Repeat exactly the lines from the one containing "Output a JSON" through the last line of the records below, both included, and nothing else.
>> BEGIN Data entries
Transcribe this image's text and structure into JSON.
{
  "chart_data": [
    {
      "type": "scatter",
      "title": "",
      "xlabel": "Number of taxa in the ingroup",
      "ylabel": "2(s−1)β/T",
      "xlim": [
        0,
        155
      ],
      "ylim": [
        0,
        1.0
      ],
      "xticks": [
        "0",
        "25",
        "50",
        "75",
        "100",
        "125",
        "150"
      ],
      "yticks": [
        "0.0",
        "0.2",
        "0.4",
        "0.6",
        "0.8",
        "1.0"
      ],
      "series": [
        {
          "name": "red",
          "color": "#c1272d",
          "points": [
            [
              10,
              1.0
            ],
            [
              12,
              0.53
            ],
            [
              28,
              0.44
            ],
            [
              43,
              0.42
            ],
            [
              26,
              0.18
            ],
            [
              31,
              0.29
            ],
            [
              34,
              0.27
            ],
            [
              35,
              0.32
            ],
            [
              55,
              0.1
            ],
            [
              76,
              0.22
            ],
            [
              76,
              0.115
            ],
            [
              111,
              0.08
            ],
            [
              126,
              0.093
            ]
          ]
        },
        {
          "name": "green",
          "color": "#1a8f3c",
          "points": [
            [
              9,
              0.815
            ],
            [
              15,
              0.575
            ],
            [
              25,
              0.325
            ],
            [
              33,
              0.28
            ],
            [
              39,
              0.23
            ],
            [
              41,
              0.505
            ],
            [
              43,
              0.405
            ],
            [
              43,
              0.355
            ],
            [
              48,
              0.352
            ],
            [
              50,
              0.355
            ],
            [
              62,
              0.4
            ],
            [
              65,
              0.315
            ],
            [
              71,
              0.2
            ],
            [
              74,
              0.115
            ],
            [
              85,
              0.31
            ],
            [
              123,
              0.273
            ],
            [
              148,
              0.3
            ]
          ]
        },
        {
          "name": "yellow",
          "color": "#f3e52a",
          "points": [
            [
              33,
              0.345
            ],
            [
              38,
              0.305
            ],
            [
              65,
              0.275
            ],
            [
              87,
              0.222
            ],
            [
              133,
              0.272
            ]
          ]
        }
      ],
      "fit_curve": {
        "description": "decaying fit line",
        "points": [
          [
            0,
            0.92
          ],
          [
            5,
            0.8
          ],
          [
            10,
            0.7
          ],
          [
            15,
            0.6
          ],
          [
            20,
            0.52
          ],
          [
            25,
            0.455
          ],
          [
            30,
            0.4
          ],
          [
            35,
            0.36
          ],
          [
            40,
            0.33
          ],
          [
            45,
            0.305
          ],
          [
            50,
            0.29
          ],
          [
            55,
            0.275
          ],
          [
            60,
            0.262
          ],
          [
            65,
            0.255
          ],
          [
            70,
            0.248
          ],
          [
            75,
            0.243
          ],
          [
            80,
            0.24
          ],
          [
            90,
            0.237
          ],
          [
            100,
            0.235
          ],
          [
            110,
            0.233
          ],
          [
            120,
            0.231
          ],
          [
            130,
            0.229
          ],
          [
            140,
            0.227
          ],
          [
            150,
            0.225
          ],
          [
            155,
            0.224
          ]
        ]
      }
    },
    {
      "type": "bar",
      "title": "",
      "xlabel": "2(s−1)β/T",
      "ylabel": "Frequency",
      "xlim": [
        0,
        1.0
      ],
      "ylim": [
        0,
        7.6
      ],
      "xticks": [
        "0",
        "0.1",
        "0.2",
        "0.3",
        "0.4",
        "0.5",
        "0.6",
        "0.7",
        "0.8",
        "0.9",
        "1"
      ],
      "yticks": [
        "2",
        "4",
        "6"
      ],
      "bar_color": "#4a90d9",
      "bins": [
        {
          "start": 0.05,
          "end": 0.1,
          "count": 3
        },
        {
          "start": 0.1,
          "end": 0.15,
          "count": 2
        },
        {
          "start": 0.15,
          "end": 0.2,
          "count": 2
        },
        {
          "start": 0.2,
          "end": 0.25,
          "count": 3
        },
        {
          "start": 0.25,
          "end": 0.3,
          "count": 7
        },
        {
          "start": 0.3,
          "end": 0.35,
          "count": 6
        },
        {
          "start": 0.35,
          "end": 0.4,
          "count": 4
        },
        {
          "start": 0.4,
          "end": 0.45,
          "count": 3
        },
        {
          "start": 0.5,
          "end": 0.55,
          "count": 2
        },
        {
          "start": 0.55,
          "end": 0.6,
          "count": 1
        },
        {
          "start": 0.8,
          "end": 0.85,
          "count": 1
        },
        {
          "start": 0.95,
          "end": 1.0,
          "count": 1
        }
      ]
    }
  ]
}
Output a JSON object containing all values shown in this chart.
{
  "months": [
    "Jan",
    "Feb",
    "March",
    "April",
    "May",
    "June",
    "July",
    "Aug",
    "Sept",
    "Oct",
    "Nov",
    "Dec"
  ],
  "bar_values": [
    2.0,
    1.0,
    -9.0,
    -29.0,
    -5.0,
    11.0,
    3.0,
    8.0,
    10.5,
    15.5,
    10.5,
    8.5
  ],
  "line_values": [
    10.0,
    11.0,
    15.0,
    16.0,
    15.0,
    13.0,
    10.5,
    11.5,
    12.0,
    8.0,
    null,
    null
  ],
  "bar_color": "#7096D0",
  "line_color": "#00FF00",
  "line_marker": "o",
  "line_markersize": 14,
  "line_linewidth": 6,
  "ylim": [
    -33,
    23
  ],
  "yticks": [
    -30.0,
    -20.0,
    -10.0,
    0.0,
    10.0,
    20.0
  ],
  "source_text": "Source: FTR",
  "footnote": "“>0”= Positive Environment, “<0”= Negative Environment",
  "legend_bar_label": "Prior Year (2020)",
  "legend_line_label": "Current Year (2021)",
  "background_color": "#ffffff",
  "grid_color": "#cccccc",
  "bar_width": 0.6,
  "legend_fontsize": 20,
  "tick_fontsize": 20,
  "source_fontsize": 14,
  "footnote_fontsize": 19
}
>> END Data entries
§ Output of the task:
Output a JSON object containing all values shown in this chart.
{
  "months": [
    "Jan",
    "Feb",
    "March",
    "April",
    "May",
    "June",
    "July",
    "Aug",
    "Sept",
    "Oct",
    "Nov",
    "Dec"
  ],
  "bar_values": [
    2.0,
    1.0,
    -9.0,
    -29.0,
    -5.0,
    11.0,
    3.0,
    8.0,
    10.5,
    15.5,
    10.5,
    8.5
  ],
  "line_values": [
    10.0,
    11.0,
    15.0,
    16.0,
    15.0,
    13.0,
    10.5,
    11.5,
    12.0,
    8.0,
    null,
    null
  ],
  "bar_color": "#7096D0",
  "line_color": "#00FF00",
  "line_marker": "o",
  "line_markersize": 14,
  "line_linewidth": 6,
  "ylim": [
    -33,
    23
  ],
  "yticks": [
    -30.0,
    -20.0,
    -10.0,
    0.0,
    10.0,
    20.0
  ],
  "source_text": "Source: FTR",
  "footnote": "“>0”= Positive Environment, “<0”= Negative Environment",
  "legend_bar_label": "Prior Year (2020)",
  "legend_line_label": "Current Year (2021)",
  "background_color": "#ffffff",
  "grid_color": "#cccccc",
  "bar_width": 0.6,
  "legend_fontsize": 20,
  "tick_fontsize": 20,
  "source_fontsize": 14,
  "footnote_fontsize": 19
}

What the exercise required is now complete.